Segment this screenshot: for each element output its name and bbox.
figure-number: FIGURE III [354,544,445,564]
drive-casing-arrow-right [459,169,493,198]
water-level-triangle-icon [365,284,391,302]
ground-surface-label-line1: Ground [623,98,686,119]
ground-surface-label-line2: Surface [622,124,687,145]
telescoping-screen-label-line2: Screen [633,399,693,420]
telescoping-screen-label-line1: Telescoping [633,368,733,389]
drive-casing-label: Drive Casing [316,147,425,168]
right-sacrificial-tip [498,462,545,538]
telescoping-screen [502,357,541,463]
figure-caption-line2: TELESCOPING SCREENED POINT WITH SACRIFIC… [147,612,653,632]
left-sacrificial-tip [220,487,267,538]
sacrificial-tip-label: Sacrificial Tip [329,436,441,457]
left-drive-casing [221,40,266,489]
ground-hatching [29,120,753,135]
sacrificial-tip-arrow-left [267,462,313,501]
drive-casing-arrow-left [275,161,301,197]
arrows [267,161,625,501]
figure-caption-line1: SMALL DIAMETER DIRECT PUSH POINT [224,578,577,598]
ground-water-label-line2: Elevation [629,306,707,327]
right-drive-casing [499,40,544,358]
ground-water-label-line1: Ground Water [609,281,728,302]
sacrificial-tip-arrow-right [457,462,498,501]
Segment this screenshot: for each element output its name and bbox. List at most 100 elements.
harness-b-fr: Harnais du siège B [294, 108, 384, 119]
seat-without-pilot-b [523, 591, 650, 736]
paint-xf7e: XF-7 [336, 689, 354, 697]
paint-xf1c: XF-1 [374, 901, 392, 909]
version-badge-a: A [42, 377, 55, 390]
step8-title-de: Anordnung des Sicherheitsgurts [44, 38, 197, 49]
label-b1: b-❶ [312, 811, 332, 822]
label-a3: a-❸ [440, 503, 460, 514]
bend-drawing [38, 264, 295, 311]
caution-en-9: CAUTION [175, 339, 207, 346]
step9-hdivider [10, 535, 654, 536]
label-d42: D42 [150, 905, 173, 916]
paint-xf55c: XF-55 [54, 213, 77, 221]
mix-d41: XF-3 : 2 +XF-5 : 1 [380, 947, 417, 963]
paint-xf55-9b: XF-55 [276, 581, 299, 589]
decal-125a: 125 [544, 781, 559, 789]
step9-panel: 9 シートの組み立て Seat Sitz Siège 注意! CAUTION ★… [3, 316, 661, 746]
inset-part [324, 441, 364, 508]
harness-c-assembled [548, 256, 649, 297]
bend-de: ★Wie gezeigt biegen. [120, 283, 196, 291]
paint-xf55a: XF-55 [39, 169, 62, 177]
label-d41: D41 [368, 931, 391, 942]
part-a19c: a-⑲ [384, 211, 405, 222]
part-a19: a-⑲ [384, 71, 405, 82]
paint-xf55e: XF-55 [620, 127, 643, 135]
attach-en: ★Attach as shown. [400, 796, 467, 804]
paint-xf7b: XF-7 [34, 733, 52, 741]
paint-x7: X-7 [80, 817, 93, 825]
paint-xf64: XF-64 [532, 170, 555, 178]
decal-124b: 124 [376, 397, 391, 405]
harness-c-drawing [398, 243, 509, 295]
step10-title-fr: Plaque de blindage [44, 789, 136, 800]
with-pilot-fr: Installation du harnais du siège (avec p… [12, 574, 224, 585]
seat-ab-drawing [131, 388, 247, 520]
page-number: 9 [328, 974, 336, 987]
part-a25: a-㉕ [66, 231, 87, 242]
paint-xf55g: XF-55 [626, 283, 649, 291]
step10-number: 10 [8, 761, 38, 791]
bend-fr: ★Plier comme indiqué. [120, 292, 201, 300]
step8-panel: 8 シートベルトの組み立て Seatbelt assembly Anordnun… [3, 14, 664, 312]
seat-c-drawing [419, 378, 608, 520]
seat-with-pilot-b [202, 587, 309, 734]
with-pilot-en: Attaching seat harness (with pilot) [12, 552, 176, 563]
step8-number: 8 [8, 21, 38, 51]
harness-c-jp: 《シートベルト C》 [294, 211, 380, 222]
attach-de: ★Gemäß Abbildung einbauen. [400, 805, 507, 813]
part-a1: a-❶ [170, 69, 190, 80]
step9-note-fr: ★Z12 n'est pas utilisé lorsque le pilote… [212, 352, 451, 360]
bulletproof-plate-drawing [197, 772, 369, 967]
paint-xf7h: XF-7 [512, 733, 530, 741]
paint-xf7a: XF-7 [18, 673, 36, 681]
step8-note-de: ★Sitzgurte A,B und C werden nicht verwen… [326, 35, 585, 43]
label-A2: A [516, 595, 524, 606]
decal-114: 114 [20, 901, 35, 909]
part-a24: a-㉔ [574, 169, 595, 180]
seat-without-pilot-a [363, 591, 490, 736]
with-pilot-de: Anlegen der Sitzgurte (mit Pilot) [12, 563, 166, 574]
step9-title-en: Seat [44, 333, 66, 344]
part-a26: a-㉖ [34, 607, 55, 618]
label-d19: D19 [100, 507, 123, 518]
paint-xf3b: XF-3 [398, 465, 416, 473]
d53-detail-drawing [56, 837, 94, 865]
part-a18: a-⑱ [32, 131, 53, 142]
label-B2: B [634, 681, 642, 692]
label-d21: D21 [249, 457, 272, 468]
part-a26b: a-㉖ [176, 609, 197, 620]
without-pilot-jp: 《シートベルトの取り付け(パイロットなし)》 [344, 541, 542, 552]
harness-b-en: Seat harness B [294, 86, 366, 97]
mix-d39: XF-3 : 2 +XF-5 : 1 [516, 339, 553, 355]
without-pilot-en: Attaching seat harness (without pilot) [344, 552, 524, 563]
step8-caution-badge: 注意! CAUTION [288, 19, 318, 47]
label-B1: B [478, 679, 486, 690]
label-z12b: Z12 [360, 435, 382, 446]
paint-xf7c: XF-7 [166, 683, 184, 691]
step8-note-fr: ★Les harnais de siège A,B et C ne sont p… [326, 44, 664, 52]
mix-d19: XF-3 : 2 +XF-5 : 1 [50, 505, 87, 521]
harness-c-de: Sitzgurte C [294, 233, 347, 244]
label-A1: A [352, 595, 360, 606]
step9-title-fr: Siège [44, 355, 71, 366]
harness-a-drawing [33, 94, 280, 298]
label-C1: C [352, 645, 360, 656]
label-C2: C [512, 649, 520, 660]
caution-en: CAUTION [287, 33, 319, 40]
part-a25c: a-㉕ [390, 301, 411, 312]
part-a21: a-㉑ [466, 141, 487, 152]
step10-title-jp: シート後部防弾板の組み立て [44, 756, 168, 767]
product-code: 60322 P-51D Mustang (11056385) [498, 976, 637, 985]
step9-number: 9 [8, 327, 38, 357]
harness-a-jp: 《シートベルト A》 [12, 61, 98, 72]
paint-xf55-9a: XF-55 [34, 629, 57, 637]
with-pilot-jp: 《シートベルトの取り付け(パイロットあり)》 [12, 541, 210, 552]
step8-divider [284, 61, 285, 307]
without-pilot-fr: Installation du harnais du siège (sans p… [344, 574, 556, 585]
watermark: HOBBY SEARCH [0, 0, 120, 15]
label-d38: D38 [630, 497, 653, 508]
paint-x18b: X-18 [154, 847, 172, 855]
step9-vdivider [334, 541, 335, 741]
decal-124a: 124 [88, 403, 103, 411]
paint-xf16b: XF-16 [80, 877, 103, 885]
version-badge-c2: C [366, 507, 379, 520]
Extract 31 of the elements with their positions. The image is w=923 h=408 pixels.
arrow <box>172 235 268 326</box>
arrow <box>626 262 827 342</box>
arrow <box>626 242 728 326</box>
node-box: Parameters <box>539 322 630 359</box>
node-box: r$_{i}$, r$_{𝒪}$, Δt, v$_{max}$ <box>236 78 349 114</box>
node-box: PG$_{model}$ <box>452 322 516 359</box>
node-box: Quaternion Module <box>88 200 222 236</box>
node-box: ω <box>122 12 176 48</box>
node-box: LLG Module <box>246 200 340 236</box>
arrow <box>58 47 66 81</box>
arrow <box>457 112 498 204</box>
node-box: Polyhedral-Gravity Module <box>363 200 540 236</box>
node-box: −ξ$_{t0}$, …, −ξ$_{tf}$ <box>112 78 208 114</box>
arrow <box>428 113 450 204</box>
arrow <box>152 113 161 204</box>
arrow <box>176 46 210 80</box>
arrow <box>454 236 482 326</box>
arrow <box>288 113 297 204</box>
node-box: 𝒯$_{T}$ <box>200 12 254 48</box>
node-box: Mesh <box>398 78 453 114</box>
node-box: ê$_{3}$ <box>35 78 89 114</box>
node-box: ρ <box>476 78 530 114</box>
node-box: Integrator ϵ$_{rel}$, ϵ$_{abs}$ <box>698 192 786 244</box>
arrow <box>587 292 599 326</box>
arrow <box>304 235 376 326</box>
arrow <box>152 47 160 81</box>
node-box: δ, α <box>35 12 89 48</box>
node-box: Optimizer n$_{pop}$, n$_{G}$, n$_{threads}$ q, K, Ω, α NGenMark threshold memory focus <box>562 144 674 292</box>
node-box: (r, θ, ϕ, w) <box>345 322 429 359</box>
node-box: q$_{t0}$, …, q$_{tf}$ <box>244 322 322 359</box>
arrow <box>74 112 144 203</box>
====
* [Set exercise]
Reproduce the lines above word for word, starting at the very first line and ending at the line containing "ground-surface-label-line2: Surface [622,124,687,145]", with both of those lines included.

* [Task response]
Segment this screenshot: for each element output its name and bbox.
figure-number: FIGURE III [354,544,445,564]
drive-casing-arrow-right [459,169,493,198]
water-level-triangle-icon [365,284,391,302]
ground-surface-label-line1: Ground [623,98,686,119]
ground-surface-label-line2: Surface [622,124,687,145]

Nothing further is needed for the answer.